Quote the records that follow in full, leaving the pictures out.

Dataset rows about figures:
=======
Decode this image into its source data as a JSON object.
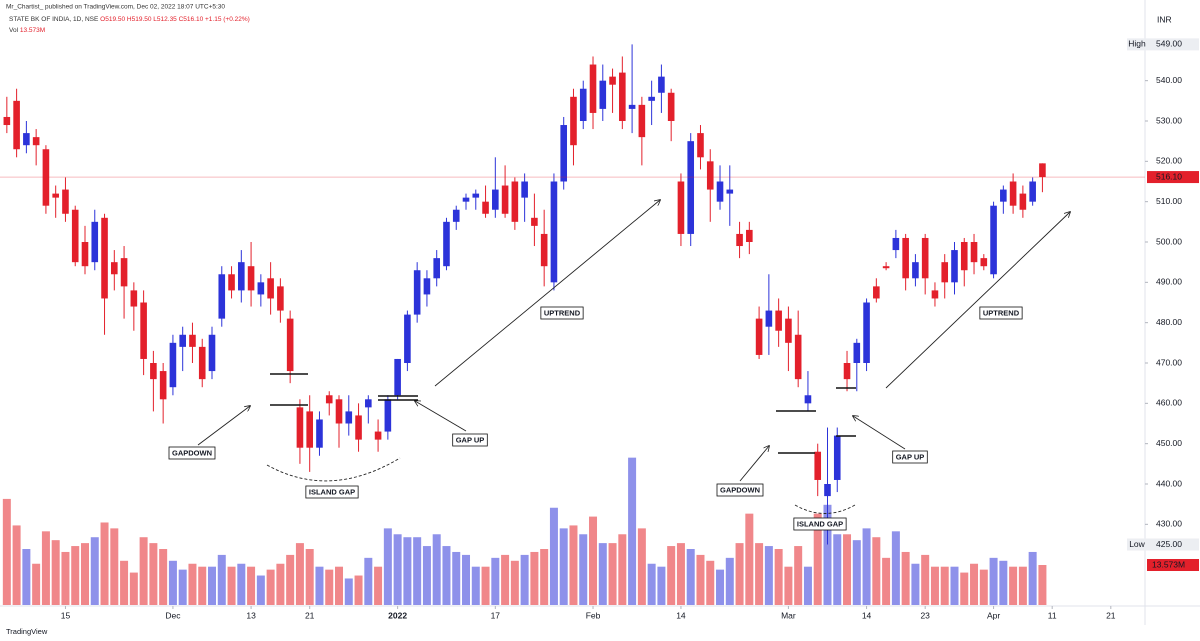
{
  "publisher": "Mr_Chartist_ published on TradingView.com, Dec 02, 2022 18:07 UTC+5:30",
  "footer": "TradingView",
  "chart_data": {
    "type": "candlestick",
    "title": "STATE BK OF INDIA, 1D, NSE",
    "legend_values": [
      "O519.50",
      "H519.50",
      "L512.35",
      "C516.10",
      "+1.15 (+0.22%)"
    ],
    "volume_label": "Vol",
    "volume_value_label": "13.573M",
    "currency": "INR",
    "up_color": "#2c33d9",
    "down_color": "#e3202b",
    "volume_up_color": "#8e91ea",
    "volume_down_color": "#f0878a",
    "open": [
      531,
      535,
      524,
      526,
      523,
      512,
      513,
      508,
      500,
      495,
      506,
      495,
      496,
      488,
      485,
      470,
      468,
      464,
      474,
      477,
      474,
      468,
      481,
      492,
      488,
      494,
      487,
      491,
      489,
      481,
      459,
      458,
      449,
      462,
      461,
      455,
      457,
      459,
      453,
      453,
      462,
      470,
      482,
      487,
      491,
      494,
      505,
      510,
      511,
      510,
      508,
      514,
      515,
      511,
      506,
      502,
      490,
      515,
      536,
      530,
      544,
      533,
      541,
      542,
      533,
      534,
      535,
      537,
      537,
      515,
      502,
      527,
      520,
      510,
      512,
      502,
      503,
      481,
      479,
      483,
      481,
      477,
      460,
      448,
      437,
      441,
      470,
      470,
      470,
      489,
      494,
      498,
      501,
      491,
      501,
      488,
      495,
      490,
      500,
      500,
      496,
      492,
      510,
      515,
      512,
      510,
      519.5
    ],
    "high": [
      536,
      538,
      530,
      528,
      524,
      514,
      516,
      509,
      504,
      508,
      507,
      498,
      499,
      490,
      488,
      473,
      470,
      477,
      479,
      480,
      476,
      479,
      494,
      494,
      498,
      500,
      492,
      495,
      491,
      483,
      461,
      462,
      458,
      463,
      462,
      462,
      460,
      462,
      456,
      462,
      471,
      483,
      495,
      493,
      498,
      506,
      509,
      512,
      513,
      514,
      521,
      519,
      516,
      517,
      512,
      508,
      517,
      531,
      538,
      540,
      546,
      544,
      543,
      546,
      549,
      536,
      540,
      544,
      538,
      517,
      527,
      529,
      523,
      519,
      519,
      505,
      505,
      484,
      492,
      486,
      484,
      483,
      468,
      450,
      454,
      454,
      473,
      476,
      486,
      491,
      495,
      503,
      502,
      497,
      502,
      490,
      497,
      500,
      501,
      502,
      497,
      510,
      514,
      517,
      514,
      516,
      519.5
    ],
    "low": [
      527,
      521,
      522,
      519,
      507,
      506,
      505,
      494,
      492,
      493,
      477,
      488,
      481,
      478,
      467,
      458,
      455,
      462,
      468,
      470,
      464,
      466,
      479,
      486,
      485,
      484,
      484,
      482,
      480,
      465,
      445,
      443,
      447,
      457,
      449,
      452,
      448,
      455,
      448,
      451,
      461,
      468,
      480,
      484,
      489,
      493,
      503,
      508,
      508,
      506,
      506,
      506,
      503,
      505,
      499,
      489,
      488,
      513,
      519,
      528,
      528,
      530,
      532,
      528,
      527,
      519,
      529,
      532,
      525,
      499,
      499,
      518,
      505,
      508,
      504,
      496,
      497,
      471,
      472,
      474,
      468,
      464,
      458,
      437,
      425,
      438,
      463,
      463,
      468,
      485,
      493,
      496,
      488,
      489,
      487,
      484,
      486,
      487,
      489,
      492,
      493,
      491,
      507,
      507,
      506,
      509,
      512.35
    ],
    "close": [
      529,
      523,
      527,
      524,
      509,
      511,
      507,
      495,
      494,
      505,
      486,
      492,
      489,
      484,
      471,
      466,
      461,
      475,
      477,
      474,
      466,
      477,
      492,
      488,
      495,
      488,
      490,
      486,
      483,
      468,
      449,
      449,
      456,
      460,
      455,
      458,
      451,
      461,
      451,
      461,
      471,
      482,
      493,
      491,
      496,
      505,
      508,
      511,
      512,
      507,
      513,
      507,
      505,
      515,
      504,
      494,
      515,
      529,
      524,
      538,
      532,
      540,
      539,
      530,
      534,
      526,
      536,
      541,
      530,
      502,
      525,
      521,
      513,
      515,
      513,
      499,
      500,
      472,
      483,
      478,
      475,
      466,
      462,
      441,
      440,
      452,
      466,
      475,
      485,
      486,
      493.5,
      501,
      491,
      495,
      491,
      486,
      490,
      498,
      493,
      495,
      494,
      509,
      513,
      509,
      508,
      515,
      516.1
    ],
    "volume": [
      36,
      27,
      19,
      14,
      25,
      22,
      18,
      20,
      21,
      23,
      28,
      26,
      15,
      11,
      23,
      21,
      19,
      15,
      12,
      14,
      13,
      13,
      17,
      13,
      14,
      13,
      10,
      12,
      14,
      17,
      21,
      19,
      13,
      12,
      13,
      9,
      10,
      16,
      13,
      26,
      24,
      23,
      23,
      20,
      24,
      20,
      18,
      17,
      13,
      13,
      16,
      17,
      15,
      17,
      18,
      19,
      33,
      26,
      27,
      24,
      30,
      21,
      21,
      24,
      50,
      26,
      14,
      13,
      20,
      21,
      19,
      17,
      15,
      12,
      16,
      21,
      31,
      21,
      20,
      19,
      13,
      20,
      13,
      31,
      34,
      24,
      24,
      22,
      26,
      23,
      16,
      25,
      18,
      14,
      17,
      13,
      13,
      13,
      11,
      14,
      12,
      16,
      15,
      13,
      13,
      18,
      13.573
    ],
    "ylim": [
      410,
      560
    ],
    "yticks": [
      {
        "value": 430,
        "label": "430.00"
      },
      {
        "value": 440,
        "label": "440.00"
      },
      {
        "value": 450,
        "label": "450.00"
      },
      {
        "value": 460,
        "label": "460.00"
      },
      {
        "value": 470,
        "label": "470.00"
      },
      {
        "value": 480,
        "label": "480.00"
      },
      {
        "value": 490,
        "label": "490.00"
      },
      {
        "value": 500,
        "label": "500.00"
      },
      {
        "value": 510,
        "label": "510.00"
      },
      {
        "value": 520,
        "label": "520.00"
      },
      {
        "value": 530,
        "label": "530.00"
      },
      {
        "value": 540,
        "label": "540.00"
      }
    ],
    "xlim": [
      -0.7,
      116.5
    ],
    "xticks": [
      {
        "value": 6,
        "label": "15"
      },
      {
        "value": 17,
        "label": "Dec"
      },
      {
        "value": 25,
        "label": "13"
      },
      {
        "value": 31,
        "label": "21"
      },
      {
        "value": 40,
        "label": "2022"
      },
      {
        "value": 50,
        "label": "17"
      },
      {
        "value": 60,
        "label": "Feb"
      },
      {
        "value": 69,
        "label": "14"
      },
      {
        "value": 80,
        "label": "Mar"
      },
      {
        "value": 88,
        "label": "14"
      },
      {
        "value": 94,
        "label": "23"
      },
      {
        "value": 101,
        "label": "Apr"
      },
      {
        "value": 107,
        "label": "11"
      },
      {
        "value": 113,
        "label": "21"
      }
    ],
    "markers": [
      {
        "name": "High",
        "value": 549,
        "label": "549.00"
      },
      {
        "name": "Low",
        "value": 425,
        "label": "425.00"
      },
      {
        "value": 516.1,
        "label": "516.10"
      }
    ],
    "volume_marker": {
      "value": 13.573,
      "label": "13.573M"
    },
    "annotations": [
      "GAPDOWN",
      "ISLAND GAP",
      "GAP UP",
      "UPTREND",
      "UPTREND",
      "GAPDOWN",
      "ISLAND GAP",
      "GAP UP"
    ]
  }
}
=======
#### [Answer below]
Decode this image into its source data as a JSON object.
{
  "publisher": "Mr_Chartist_ published on TradingView.com, Dec 02, 2022 18:07 UTC+5:30",
  "footer": "TradingView",
  "chart_data": {
    "type": "candlestick",
    "title": "STATE BK OF INDIA, 1D, NSE",
    "legend_values": [
      "O519.50",
      "H519.50",
      "L512.35",
      "C516.10",
      "+1.15 (+0.22%)"
    ],
    "volume_label": "Vol",
    "volume_value_label": "13.573M",
    "currency": "INR",
    "up_color": "#2c33d9",
    "down_color": "#e3202b",
    "volume_up_color": "#8e91ea",
    "volume_down_color": "#f0878a",
    "open": [
      531,
      535,
      524,
      526,
      523,
      512,
      513,
      508,
      500,
      495,
      506,
      495,
      496,
      488,
      485,
      470,
      468,
      464,
      474,
      477,
      474,
      468,
      481,
      492,
      488,
      494,
      487,
      491,
      489,
      481,
      459,
      458,
      449,
      462,
      461,
      455,
      457,
      459,
      453,
      453,
      462,
      470,
      482,
      487,
      491,
      494,
      505,
      510,
      511,
      510,
      508,
      514,
      515,
      511,
      506,
      502,
      490,
      515,
      536,
      530,
      544,
      533,
      541,
      542,
      533,
      534,
      535,
      537,
      537,
      515,
      502,
      527,
      520,
      510,
      512,
      502,
      503,
      481,
      479,
      483,
      481,
      477,
      460,
      448,
      437,
      441,
      470,
      470,
      470,
      489,
      494,
      498,
      501,
      491,
      501,
      488,
      495,
      490,
      500,
      500,
      496,
      492,
      510,
      515,
      512,
      510,
      519.5
    ],
    "high": [
      536,
      538,
      530,
      528,
      524,
      514,
      516,
      509,
      504,
      508,
      507,
      498,
      499,
      490,
      488,
      473,
      470,
      477,
      479,
      480,
      476,
      479,
      494,
      494,
      498,
      500,
      492,
      495,
      491,
      483,
      461,
      462,
      458,
      463,
      462,
      462,
      460,
      462,
      456,
      462,
      471,
      483,
      495,
      493,
      498,
      506,
      509,
      512,
      513,
      514,
      521,
      519,
      516,
      517,
      512,
      508,
      517,
      531,
      538,
      540,
      546,
      544,
      543,
      546,
      549,
      536,
      540,
      544,
      538,
      517,
      527,
      529,
      523,
      519,
      519,
      505,
      505,
      484,
      492,
      486,
      484,
      483,
      468,
      450,
      454,
      454,
      473,
      476,
      486,
      491,
      495,
      503,
      502,
      497,
      502,
      490,
      497,
      500,
      501,
      502,
      497,
      510,
      514,
      517,
      514,
      516,
      519.5
    ],
    "low": [
      527,
      521,
      522,
      519,
      507,
      506,
      505,
      494,
      492,
      493,
      477,
      488,
      481,
      478,
      467,
      458,
      455,
      462,
      468,
      470,
      464,
      466,
      479,
      486,
      485,
      484,
      484,
      482,
      480,
      465,
      445,
      443,
      447,
      457,
      449,
      452,
      448,
      455,
      448,
      451,
      461,
      468,
      480,
      484,
      489,
      493,
      503,
      508,
      508,
      506,
      506,
      506,
      503,
      505,
      499,
      489,
      488,
      513,
      519,
      528,
      528,
      530,
      532,
      528,
      527,
      519,
      529,
      532,
      525,
      499,
      499,
      518,
      505,
      508,
      504,
      496,
      497,
      471,
      472,
      474,
      468,
      464,
      458,
      437,
      425,
      438,
      463,
      463,
      468,
      485,
      493,
      496,
      488,
      489,
      487,
      484,
      486,
      487,
      489,
      492,
      493,
      491,
      507,
      507,
      506,
      509,
      512.35
    ],
    "close": [
      529,
      523,
      527,
      524,
      509,
      511,
      507,
      495,
      494,
      505,
      486,
      492,
      489,
      484,
      471,
      466,
      461,
      475,
      477,
      474,
      466,
      477,
      492,
      488,
      495,
      488,
      490,
      486,
      483,
      468,
      449,
      449,
      456,
      460,
      455,
      458,
      451,
      461,
      451,
      461,
      471,
      482,
      493,
      491,
      496,
      505,
      508,
      511,
      512,
      507,
      513,
      507,
      505,
      515,
      504,
      494,
      515,
      529,
      524,
      538,
      532,
      540,
      539,
      530,
      534,
      526,
      536,
      541,
      530,
      502,
      525,
      521,
      513,
      515,
      513,
      499,
      500,
      472,
      483,
      478,
      475,
      466,
      462,
      441,
      440,
      452,
      466,
      475,
      485,
      486,
      493.5,
      501,
      491,
      495,
      491,
      486,
      490,
      498,
      493,
      495,
      494,
      509,
      513,
      509,
      508,
      515,
      516.1
    ],
    "volume": [
      36,
      27,
      19,
      14,
      25,
      22,
      18,
      20,
      21,
      23,
      28,
      26,
      15,
      11,
      23,
      21,
      19,
      15,
      12,
      14,
      13,
      13,
      17,
      13,
      14,
      13,
      10,
      12,
      14,
      17,
      21,
      19,
      13,
      12,
      13,
      9,
      10,
      16,
      13,
      26,
      24,
      23,
      23,
      20,
      24,
      20,
      18,
      17,
      13,
      13,
      16,
      17,
      15,
      17,
      18,
      19,
      33,
      26,
      27,
      24,
      30,
      21,
      21,
      24,
      50,
      26,
      14,
      13,
      20,
      21,
      19,
      17,
      15,
      12,
      16,
      21,
      31,
      21,
      20,
      19,
      13,
      20,
      13,
      31,
      34,
      24,
      24,
      22,
      26,
      23,
      16,
      25,
      18,
      14,
      17,
      13,
      13,
      13,
      11,
      14,
      12,
      16,
      15,
      13,
      13,
      18,
      13.573
    ],
    "ylim": [
      410,
      560
    ],
    "yticks": [
      {
        "value": 430,
        "label": "430.00"
      },
      {
        "value": 440,
        "label": "440.00"
      },
      {
        "value": 450,
        "label": "450.00"
      },
      {
        "value": 460,
        "label": "460.00"
      },
      {
        "value": 470,
        "label": "470.00"
      },
      {
        "value": 480,
        "label": "480.00"
      },
      {
        "value": 490,
        "label": "490.00"
      },
      {
        "value": 500,
        "label": "500.00"
      },
      {
        "value": 510,
        "label": "510.00"
      },
      {
        "value": 520,
        "label": "520.00"
      },
      {
        "value": 530,
        "label": "530.00"
      },
      {
        "value": 540,
        "label": "540.00"
      }
    ],
    "xlim": [
      -0.7,
      116.5
    ],
    "xticks": [
      {
        "value": 6,
        "label": "15"
      },
      {
        "value": 17,
        "label": "Dec"
      },
      {
        "value": 25,
        "label": "13"
      },
      {
        "value": 31,
        "label": "21"
      },
      {
        "value": 40,
        "label": "2022"
      },
      {
        "value": 50,
        "label": "17"
      },
      {
        "value": 60,
        "label": "Feb"
      },
      {
        "value": 69,
        "label": "14"
      },
      {
        "value": 80,
        "label": "Mar"
      },
      {
        "value": 88,
        "label": "14"
      },
      {
        "value": 94,
        "label": "23"
      },
      {
        "value": 101,
        "label": "Apr"
      },
      {
        "value": 107,
        "label": "11"
      },
      {
        "value": 113,
        "label": "21"
      }
    ],
    "markers": [
      {
        "name": "High",
        "value": 549,
        "label": "549.00"
      },
      {
        "name": "Low",
        "value": 425,
        "label": "425.00"
      },
      {
        "value": 516.1,
        "label": "516.10"
      }
    ],
    "volume_marker": {
      "value": 13.573,
      "label": "13.573M"
    },
    "annotations": [
      "GAPDOWN",
      "ISLAND GAP",
      "GAP UP",
      "UPTREND",
      "UPTREND",
      "GAPDOWN",
      "ISLAND GAP",
      "GAP UP"
    ]
  }
}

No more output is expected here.